## Exercise objective
Print out the entries below with no edits.

## Recorded information
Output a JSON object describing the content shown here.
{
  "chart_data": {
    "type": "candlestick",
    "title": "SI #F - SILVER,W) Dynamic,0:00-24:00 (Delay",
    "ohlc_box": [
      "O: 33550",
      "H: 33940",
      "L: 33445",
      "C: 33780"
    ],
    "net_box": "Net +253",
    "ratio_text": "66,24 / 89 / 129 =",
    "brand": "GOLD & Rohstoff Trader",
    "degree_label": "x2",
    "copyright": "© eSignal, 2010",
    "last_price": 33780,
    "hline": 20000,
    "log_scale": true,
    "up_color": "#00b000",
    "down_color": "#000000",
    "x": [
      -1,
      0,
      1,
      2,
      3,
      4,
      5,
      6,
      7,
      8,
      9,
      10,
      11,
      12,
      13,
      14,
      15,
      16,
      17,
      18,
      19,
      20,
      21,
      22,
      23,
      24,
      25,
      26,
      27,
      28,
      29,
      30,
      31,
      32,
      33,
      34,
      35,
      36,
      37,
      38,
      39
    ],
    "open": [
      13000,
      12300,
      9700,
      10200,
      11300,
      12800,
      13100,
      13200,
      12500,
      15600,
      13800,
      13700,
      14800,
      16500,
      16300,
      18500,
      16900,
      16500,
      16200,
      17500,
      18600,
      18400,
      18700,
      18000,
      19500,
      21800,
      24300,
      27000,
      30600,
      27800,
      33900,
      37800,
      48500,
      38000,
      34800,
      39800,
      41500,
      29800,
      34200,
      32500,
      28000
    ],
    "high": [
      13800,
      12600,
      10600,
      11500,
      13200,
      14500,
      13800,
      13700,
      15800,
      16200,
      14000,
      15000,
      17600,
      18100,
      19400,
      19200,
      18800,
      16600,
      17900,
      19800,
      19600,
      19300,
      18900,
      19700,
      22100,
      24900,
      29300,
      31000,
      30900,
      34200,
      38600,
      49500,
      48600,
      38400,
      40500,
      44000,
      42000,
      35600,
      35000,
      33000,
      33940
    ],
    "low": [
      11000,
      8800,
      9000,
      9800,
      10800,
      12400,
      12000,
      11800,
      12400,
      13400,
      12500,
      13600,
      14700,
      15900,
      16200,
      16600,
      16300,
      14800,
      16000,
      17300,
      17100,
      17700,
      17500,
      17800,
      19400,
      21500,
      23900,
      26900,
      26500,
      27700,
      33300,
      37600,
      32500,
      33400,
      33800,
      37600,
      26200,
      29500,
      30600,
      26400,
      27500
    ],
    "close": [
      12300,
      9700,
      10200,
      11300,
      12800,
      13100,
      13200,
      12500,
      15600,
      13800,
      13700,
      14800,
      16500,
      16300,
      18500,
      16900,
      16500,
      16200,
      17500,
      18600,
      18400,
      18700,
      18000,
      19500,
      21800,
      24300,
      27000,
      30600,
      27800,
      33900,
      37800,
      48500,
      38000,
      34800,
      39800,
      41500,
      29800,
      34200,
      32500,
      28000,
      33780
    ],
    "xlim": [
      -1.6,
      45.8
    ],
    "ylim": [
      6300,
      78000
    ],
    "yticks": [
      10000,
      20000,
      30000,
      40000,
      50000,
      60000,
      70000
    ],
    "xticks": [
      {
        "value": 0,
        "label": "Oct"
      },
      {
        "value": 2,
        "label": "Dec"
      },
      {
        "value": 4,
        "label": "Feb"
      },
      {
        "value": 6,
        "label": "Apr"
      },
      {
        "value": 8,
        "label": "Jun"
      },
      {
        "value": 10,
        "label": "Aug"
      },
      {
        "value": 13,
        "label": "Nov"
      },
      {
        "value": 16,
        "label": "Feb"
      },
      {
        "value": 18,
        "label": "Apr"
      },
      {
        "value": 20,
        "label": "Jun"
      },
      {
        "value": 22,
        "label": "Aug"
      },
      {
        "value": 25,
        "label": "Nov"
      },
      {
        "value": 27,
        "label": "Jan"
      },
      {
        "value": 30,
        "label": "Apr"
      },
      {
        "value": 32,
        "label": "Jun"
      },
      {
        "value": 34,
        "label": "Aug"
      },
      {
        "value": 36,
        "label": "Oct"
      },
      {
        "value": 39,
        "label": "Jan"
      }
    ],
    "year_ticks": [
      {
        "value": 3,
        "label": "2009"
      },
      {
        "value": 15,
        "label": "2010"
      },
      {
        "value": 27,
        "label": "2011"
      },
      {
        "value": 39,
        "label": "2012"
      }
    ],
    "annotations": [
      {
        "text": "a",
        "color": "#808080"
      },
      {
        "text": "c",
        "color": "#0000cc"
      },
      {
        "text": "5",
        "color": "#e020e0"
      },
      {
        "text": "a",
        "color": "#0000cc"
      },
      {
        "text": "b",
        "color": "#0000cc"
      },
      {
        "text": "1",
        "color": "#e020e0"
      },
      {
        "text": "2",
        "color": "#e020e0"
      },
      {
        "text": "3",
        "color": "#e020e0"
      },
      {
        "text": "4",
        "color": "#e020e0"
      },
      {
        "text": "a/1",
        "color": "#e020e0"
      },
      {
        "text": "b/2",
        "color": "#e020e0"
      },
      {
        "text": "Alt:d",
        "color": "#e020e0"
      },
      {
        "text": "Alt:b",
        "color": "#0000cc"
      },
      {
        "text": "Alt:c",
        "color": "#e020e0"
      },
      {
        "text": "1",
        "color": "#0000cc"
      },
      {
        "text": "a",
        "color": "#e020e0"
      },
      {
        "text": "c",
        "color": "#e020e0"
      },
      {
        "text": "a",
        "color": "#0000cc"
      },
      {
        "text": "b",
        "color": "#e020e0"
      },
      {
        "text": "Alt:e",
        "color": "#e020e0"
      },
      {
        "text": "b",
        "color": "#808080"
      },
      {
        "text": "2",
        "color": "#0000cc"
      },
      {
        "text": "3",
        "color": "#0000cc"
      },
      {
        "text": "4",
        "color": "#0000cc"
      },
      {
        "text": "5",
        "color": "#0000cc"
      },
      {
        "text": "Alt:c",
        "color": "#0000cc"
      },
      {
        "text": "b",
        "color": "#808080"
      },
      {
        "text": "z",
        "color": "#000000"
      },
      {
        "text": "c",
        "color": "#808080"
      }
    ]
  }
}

## Task output
Output a JSON object describing the content shown here.
{
  "chart_data": {
    "type": "candlestick",
    "title": "SI #F - SILVER,W) Dynamic,0:00-24:00 (Delay",
    "ohlc_box": [
      "O: 33550",
      "H: 33940",
      "L: 33445",
      "C: 33780"
    ],
    "net_box": "Net +253",
    "ratio_text": "66,24 / 89 / 129 =",
    "brand": "GOLD & Rohstoff Trader",
    "degree_label": "x2",
    "copyright": "© eSignal, 2010",
    "last_price": 33780,
    "hline": 20000,
    "log_scale": true,
    "up_color": "#00b000",
    "down_color": "#000000",
    "x": [
      -1,
      0,
      1,
      2,
      3,
      4,
      5,
      6,
      7,
      8,
      9,
      10,
      11,
      12,
      13,
      14,
      15,
      16,
      17,
      18,
      19,
      20,
      21,
      22,
      23,
      24,
      25,
      26,
      27,
      28,
      29,
      30,
      31,
      32,
      33,
      34,
      35,
      36,
      37,
      38,
      39
    ],
    "open": [
      13000,
      12300,
      9700,
      10200,
      11300,
      12800,
      13100,
      13200,
      12500,
      15600,
      13800,
      13700,
      14800,
      16500,
      16300,
      18500,
      16900,
      16500,
      16200,
      17500,
      18600,
      18400,
      18700,
      18000,
      19500,
      21800,
      24300,
      27000,
      30600,
      27800,
      33900,
      37800,
      48500,
      38000,
      34800,
      39800,
      41500,
      29800,
      34200,
      32500,
      28000
    ],
    "high": [
      13800,
      12600,
      10600,
      11500,
      13200,
      14500,
      13800,
      13700,
      15800,
      16200,
      14000,
      15000,
      17600,
      18100,
      19400,
      19200,
      18800,
      16600,
      17900,
      19800,
      19600,
      19300,
      18900,
      19700,
      22100,
      24900,
      29300,
      31000,
      30900,
      34200,
      38600,
      49500,
      48600,
      38400,
      40500,
      44000,
      42000,
      35600,
      35000,
      33000,
      33940
    ],
    "low": [
      11000,
      8800,
      9000,
      9800,
      10800,
      12400,
      12000,
      11800,
      12400,
      13400,
      12500,
      13600,
      14700,
      15900,
      16200,
      16600,
      16300,
      14800,
      16000,
      17300,
      17100,
      17700,
      17500,
      17800,
      19400,
      21500,
      23900,
      26900,
      26500,
      27700,
      33300,
      37600,
      32500,
      33400,
      33800,
      37600,
      26200,
      29500,
      30600,
      26400,
      27500
    ],
    "close": [
      12300,
      9700,
      10200,
      11300,
      12800,
      13100,
      13200,
      12500,
      15600,
      13800,
      13700,
      14800,
      16500,
      16300,
      18500,
      16900,
      16500,
      16200,
      17500,
      18600,
      18400,
      18700,
      18000,
      19500,
      21800,
      24300,
      27000,
      30600,
      27800,
      33900,
      37800,
      48500,
      38000,
      34800,
      39800,
      41500,
      29800,
      34200,
      32500,
      28000,
      33780
    ],
    "xlim": [
      -1.6,
      45.8
    ],
    "ylim": [
      6300,
      78000
    ],
    "yticks": [
      10000,
      20000,
      30000,
      40000,
      50000,
      60000,
      70000
    ],
    "xticks": [
      {
        "value": 0,
        "label": "Oct"
      },
      {
        "value": 2,
        "label": "Dec"
      },
      {
        "value": 4,
        "label": "Feb"
      },
      {
        "value": 6,
        "label": "Apr"
      },
      {
        "value": 8,
        "label": "Jun"
      },
      {
        "value": 10,
        "label": "Aug"
      },
      {
        "value": 13,
        "label": "Nov"
      },
      {
        "value": 16,
        "label": "Feb"
      },
      {
        "value": 18,
        "label": "Apr"
      },
      {
        "value": 20,
        "label": "Jun"
      },
      {
        "value": 22,
        "label": "Aug"
      },
      {
        "value": 25,
        "label": "Nov"
      },
      {
        "value": 27,
        "label": "Jan"
      },
      {
        "value": 30,
        "label": "Apr"
      },
      {
        "value": 32,
        "label": "Jun"
      },
      {
        "value": 34,
        "label": "Aug"
      },
      {
        "value": 36,
        "label": "Oct"
      },
      {
        "value": 39,
        "label": "Jan"
      }
    ],
    "year_ticks": [
      {
        "value": 3,
        "label": "2009"
      },
      {
        "value": 15,
        "label": "2010"
      },
      {
        "value": 27,
        "label": "2011"
      },
      {
        "value": 39,
        "label": "2012"
      }
    ],
    "annotations": [
      {
        "text": "a",
        "color": "#808080"
      },
      {
        "text": "c",
        "color": "#0000cc"
      },
      {
        "text": "5",
        "color": "#e020e0"
      },
      {
        "text": "a",
        "color": "#0000cc"
      },
      {
        "text": "b",
        "color": "#0000cc"
      },
      {
        "text": "1",
        "color": "#e020e0"
      },
      {
        "text": "2",
        "color": "#e020e0"
      },
      {
        "text": "3",
        "color": "#e020e0"
      },
      {
        "text": "4",
        "color": "#e020e0"
      },
      {
        "text": "a/1",
        "color": "#e020e0"
      },
      {
        "text": "b/2",
        "color": "#e020e0"
      },
      {
        "text": "Alt:d",
        "color": "#e020e0"
      },
      {
        "text": "Alt:b",
        "color": "#0000cc"
      },
      {
        "text": "Alt:c",
        "color": "#e020e0"
      },
      {
        "text": "1",
        "color": "#0000cc"
      },
      {
        "text": "a",
        "color": "#e020e0"
      },
      {
        "text": "c",
        "color": "#e020e0"
      },
      {
        "text": "a",
        "color": "#0000cc"
      },
      {
        "text": "b",
        "color": "#e020e0"
      },
      {
        "text": "Alt:e",
        "color": "#e020e0"
      },
      {
        "text": "b",
        "color": "#808080"
      },
      {
        "text": "2",
        "color": "#0000cc"
      },
      {
        "text": "3",
        "color": "#0000cc"
      },
      {
        "text": "4",
        "color": "#0000cc"
      },
      {
        "text": "5",
        "color": "#0000cc"
      },
      {
        "text": "Alt:c",
        "color": "#0000cc"
      },
      {
        "text": "b",
        "color": "#808080"
      },
      {
        "text": "z",
        "color": "#000000"
      },
      {
        "text": "c",
        "color": "#808080"
      }
    ]
  }
}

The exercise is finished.